Work with the regional offices involved a highly self-critical and reflective process which revealed the organisation with a kind of three-dimensional clarity. A report on this work, which was written by participants, intentionally did not come across as highly critical of head office, but it made numerous suggestions as to changes in the structure and function of head office as concerned its relationship to the regional offices. The report began and ended with a simple plea that it be used as a means of moving the discussions on possible futures forward. This report was forwarded to head office, and everyone’s worst expectations were more than confirmed when it was immediately proscribed. No printing was allowed, no photostatting, no distribution to regional offices or to head office for discussion. Put another way, no rational debate was permitted, and this in a so-called democratic organisation fighting for democracy. In an unconscious move to maintain control, the centre had reversed its most dearly held principles and beliefs. And the organisation, as a result, lost its way, atrophied, and gradually disintegrated into a parody of itself.

Work instructions —
Answer the following about the text on the regional offices' report:
(a) Who wrote the report on the work with the regional offices?
(b) What plea did the report begin and end with?
(c) What happened to the report immediately after it was forwarded to head office?
Rely solely on the text about the regional offices' report when responding.

Recorded data —

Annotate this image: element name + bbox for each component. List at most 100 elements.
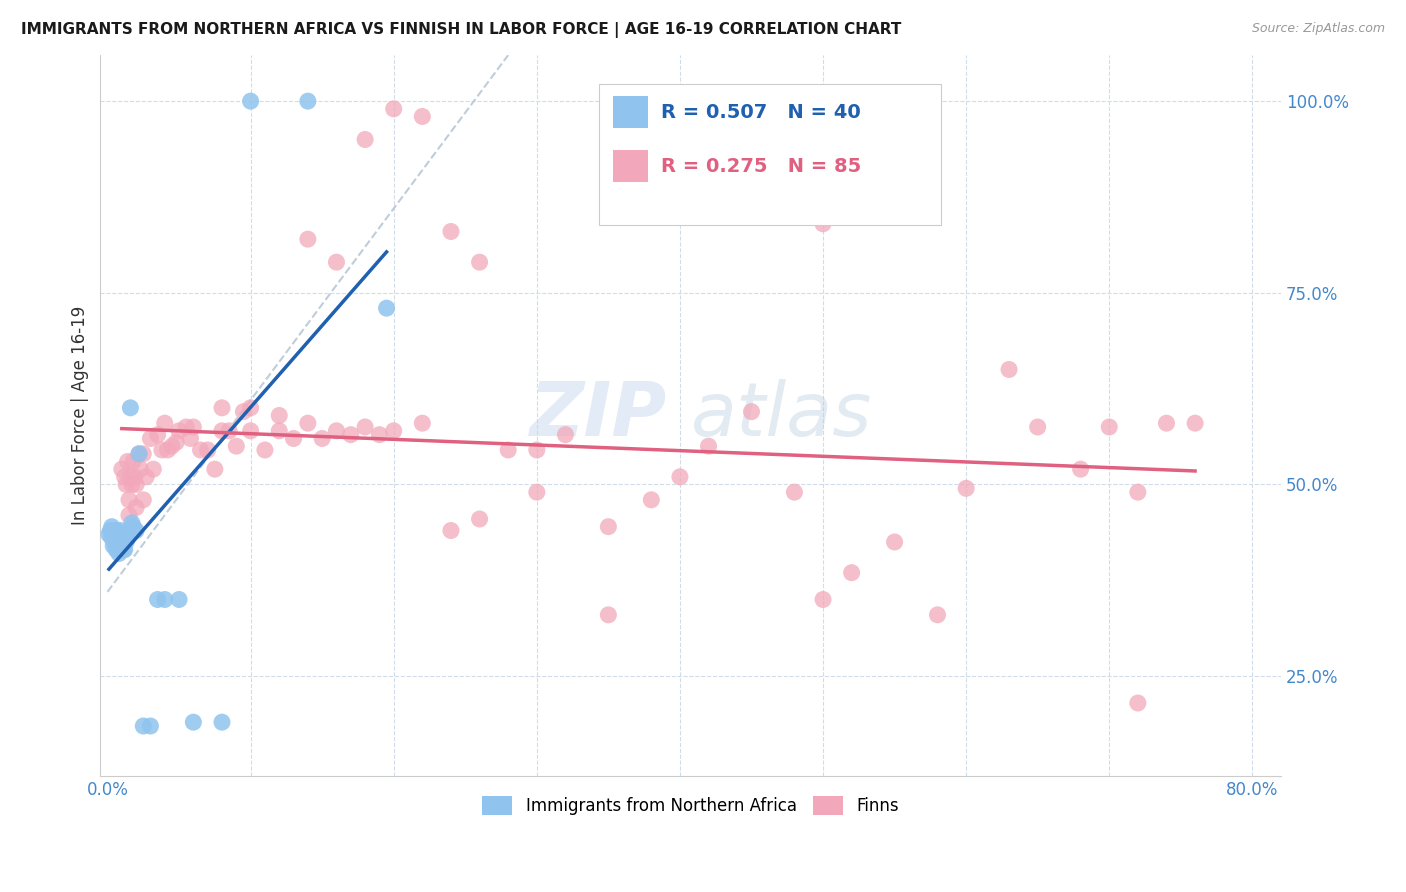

Task solution —
(a) It was written by participants.
(b) It pleaded that it be used as a means of moving the discussions on possible futures forward.
(c) It was proscribed, with no printing, no photostatting and no distribution to regional offices or to head office for discussion allowed.